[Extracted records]
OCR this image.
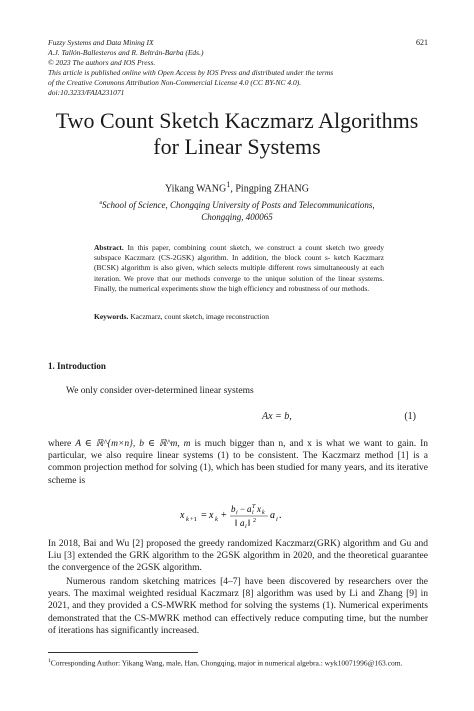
Fuzzy Systems and Data Mining IX
A.J. Tallón-Ballesteros and R. Beltrán-Barba (Eds.)
© 2023 The authors and IOS Press.
This article is published online with Open Access by IOS Press and distributed under the terms
of the Creative Commons Attribution Non-Commercial License 4.0 (CC BY-NC 4.0).
doi:10.3233/FAIA231071
621
Two Count Sketch Kaczmarz Algorithms
for Linear Systems
Yikang WANG$^1$, Pingping ZHANG
$^a$School of Science, Chongqing University of Posts and Telecommunications,
Chongqing, 400065
Abstract. In this paper, combining count sketch, we construct a count sketch two greedy subspace Kaczmarz (CS-2GSK) algorithm. In addition, the block count s- ketch Kaczmarz (BCSK) algorithm is also given, which selects multiple different rows simultaneously at each iteration. We prove that our methods converge to the unique solution of the linear systems. Finally, the numerical experiments show the high efficiency and robustness of our methods.
Keywords. Kaczmarz, count sketch, image reconstruction
1. Introduction
We only consider over-determined linear systems
Ax = b,	(1)
where A ∈ ℝ^{m×n}, b ∈ ℝ^m, m is much bigger than n, and x is what we want to gain. In particular, we also require linear systems (1) to be consistent. The Kaczmarz method [1] is a common projection method for solving (1), which has been studied for many years, and its iterative scheme is
x k +1 = x k +
b i − a T
i x k
‖ a i ‖ 2 a i .
In 2018, Bai and Wu [2] proposed the greedy randomized Kaczmarz(GRK) algorithm and Gu and Liu [3] extended the GRK algorithm to the 2GSK algorithm in 2020, and the theoretical guarantee the convergence of the 2GSK algorithm.
Numerous random sketching matrices [4–7] have been discovered by researchers over the years. The maximal weighted residual Kaczmarz [8] algorithm was used by Li and Zhang [9] in 2021, and they provided a CS-MWRK method for solving the systems (1). Numerical experiments demonstrated that the CS-MWRK method can effectively reduce computing time, but the number of iterations has significantly increased.
$^1$Corresponding Author: Yikang Wang, male, Han, Chongqing, major in numerical algebra.: wyk10071996@163.com.
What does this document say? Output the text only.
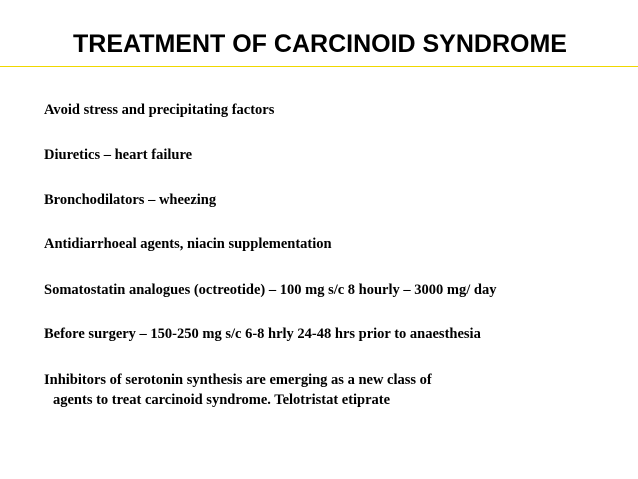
TREATMENT OF CARCINOID SYNDROME
Avoid stress and precipitating factors
Diuretics – heart failure
Bronchodilators – wheezing
Antidiarrhoeal agents, niacin supplementation
Somatostatin analogues (octreotide) – 100 mg s/c 8 hourly – 3000 mg/ day
Before surgery – 150-250 mg s/c 6-8 hrly 24-48 hrs prior to anaesthesia
Inhibitors of serotonin synthesis are emerging as a new class of
agents to treat carcinoid syndrome. Telotristat etiprate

▶ Set task
Please write out all of the material above without changing a word, and omit any pictures.

▶ Exercise solution
OCR this image.
Fuzzy Systems and Data Mining IX
A.J. Tallón-Ballesteros and R. Beltrán-Barba (Eds.)
© 2023 The authors and IOS Press.
This article is published online with Open Access by IOS Press and distributed under the terms
of the Creative Commons Attribution Non-Commercial License 4.0 (CC BY-NC 4.0).
doi:10.3233/FAIA231071
621
Two Count Sketch Kaczmarz Algorithms
for Linear Systems
Yikang WANG$^1$, Pingping ZHANG
$^a$School of Science, Chongqing University of Posts and Telecommunications,
Chongqing, 400065
Abstract. In this paper, combining count sketch, we construct a count sketch two greedy subspace Kaczmarz (CS-2GSK) algorithm. In addition, the block count s- ketch Kaczmarz (BCSK) algorithm is also given, which selects multiple different rows simultaneously at each iteration. We prove that our methods converge to the unique solution of the linear systems. Finally, the numerical experiments show the high efficiency and robustness of our methods.
Keywords. Kaczmarz, count sketch, image reconstruction
1. Introduction
We only consider over-determined linear systems
Ax = b,	(1)
where A ∈ ℝ^{m×n}, b ∈ ℝ^m, m is much bigger than n, and x is what we want to gain. In particular, we also require linear systems (1) to be consistent. The Kaczmarz method [1] is a common projection method for solving (1), which has been studied for many years, and its iterative scheme is
x k +1 = x k +
b i − a T
i x k
‖ a i ‖ 2 a i .
In 2018, Bai and Wu [2] proposed the greedy randomized Kaczmarz(GRK) algorithm and Gu and Liu [3] extended the GRK algorithm to the 2GSK algorithm in 2020, and the theoretical guarantee the convergence of the 2GSK algorithm.
Numerous random sketching matrices [4–7] have been discovered by researchers over the years. The maximal weighted residual Kaczmarz [8] algorithm was used by Li and Zhang [9] in 2021, and they provided a CS-MWRK method for solving the systems (1). Numerical experiments demonstrated that the CS-MWRK method can effectively reduce computing time, but the number of iterations has significantly increased.
$^1$Corresponding Author: Yikang Wang, male, Han, Chongqing, major in numerical algebra.: wyk10071996@163.com.
What does this document say? Output the text only.
TREATMENT OF CARCINOID SYNDROME
Avoid stress and precipitating factors
Diuretics – heart failure
Bronchodilators – wheezing
Antidiarrhoeal agents, niacin supplementation
Somatostatin analogues (octreotide) – 100 mg s/c 8 hourly – 3000 mg/ day
Before surgery – 150-250 mg s/c 6-8 hrly 24-48 hrs prior to anaesthesia
Inhibitors of serotonin synthesis are emerging as a new class of
agents to treat carcinoid syndrome. Telotristat etiprate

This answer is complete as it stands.